[TASK PROMPT]: Search the material below for the string "document" and extract each line that has it.

[EXERCISE INPUT]:
[BEGIN]

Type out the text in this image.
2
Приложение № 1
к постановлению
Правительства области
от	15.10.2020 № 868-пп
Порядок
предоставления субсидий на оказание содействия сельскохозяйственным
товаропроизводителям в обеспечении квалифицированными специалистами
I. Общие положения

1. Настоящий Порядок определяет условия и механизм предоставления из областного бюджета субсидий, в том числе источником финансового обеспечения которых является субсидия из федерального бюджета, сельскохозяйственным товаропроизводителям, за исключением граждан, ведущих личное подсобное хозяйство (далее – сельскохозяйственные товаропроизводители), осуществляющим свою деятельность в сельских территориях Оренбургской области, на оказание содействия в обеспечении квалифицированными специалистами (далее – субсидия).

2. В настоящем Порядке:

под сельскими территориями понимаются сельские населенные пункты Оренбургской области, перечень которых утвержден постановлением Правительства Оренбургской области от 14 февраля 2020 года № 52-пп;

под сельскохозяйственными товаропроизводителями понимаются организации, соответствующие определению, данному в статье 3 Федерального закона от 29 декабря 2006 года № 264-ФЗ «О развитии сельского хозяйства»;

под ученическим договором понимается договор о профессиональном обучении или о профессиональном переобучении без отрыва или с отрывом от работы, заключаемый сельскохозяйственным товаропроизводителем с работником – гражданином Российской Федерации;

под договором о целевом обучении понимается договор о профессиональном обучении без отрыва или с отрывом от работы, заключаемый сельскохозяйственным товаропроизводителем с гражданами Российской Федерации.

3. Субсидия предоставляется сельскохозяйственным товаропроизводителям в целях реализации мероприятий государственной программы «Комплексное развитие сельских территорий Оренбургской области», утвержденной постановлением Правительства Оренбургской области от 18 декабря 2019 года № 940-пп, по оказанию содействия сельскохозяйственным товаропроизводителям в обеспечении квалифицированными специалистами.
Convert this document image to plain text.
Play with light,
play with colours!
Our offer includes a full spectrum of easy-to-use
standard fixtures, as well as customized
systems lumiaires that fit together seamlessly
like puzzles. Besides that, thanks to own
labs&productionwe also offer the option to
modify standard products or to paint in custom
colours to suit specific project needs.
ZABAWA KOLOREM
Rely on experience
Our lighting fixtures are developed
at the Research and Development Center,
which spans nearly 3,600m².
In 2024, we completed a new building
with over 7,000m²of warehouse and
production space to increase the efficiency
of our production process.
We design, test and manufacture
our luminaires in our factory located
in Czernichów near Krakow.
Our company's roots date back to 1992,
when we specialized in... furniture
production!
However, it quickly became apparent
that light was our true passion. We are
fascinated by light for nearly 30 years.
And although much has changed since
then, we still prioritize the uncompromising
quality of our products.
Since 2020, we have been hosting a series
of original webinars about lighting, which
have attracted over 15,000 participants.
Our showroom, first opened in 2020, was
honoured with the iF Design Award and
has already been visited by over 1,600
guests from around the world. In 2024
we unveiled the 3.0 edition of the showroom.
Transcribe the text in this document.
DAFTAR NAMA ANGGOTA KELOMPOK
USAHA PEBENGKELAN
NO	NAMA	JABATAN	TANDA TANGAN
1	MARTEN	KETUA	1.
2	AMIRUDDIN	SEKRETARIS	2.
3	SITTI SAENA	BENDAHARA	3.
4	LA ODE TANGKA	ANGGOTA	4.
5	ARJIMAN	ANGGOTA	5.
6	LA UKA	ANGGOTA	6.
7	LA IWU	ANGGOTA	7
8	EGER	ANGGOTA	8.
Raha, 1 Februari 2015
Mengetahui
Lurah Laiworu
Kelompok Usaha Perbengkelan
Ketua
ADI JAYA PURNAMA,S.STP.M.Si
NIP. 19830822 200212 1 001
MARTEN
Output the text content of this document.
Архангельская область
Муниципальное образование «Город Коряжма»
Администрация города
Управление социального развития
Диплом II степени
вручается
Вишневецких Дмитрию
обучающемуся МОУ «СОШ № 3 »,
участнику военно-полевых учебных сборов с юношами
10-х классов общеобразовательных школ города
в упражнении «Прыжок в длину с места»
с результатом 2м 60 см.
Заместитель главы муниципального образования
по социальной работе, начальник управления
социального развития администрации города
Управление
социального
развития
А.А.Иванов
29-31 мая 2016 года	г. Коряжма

[END]

[RESULT OF THE TASK]:
Convert this document image to plain text.
Transcribe the text in this document.
Output the text content of this document.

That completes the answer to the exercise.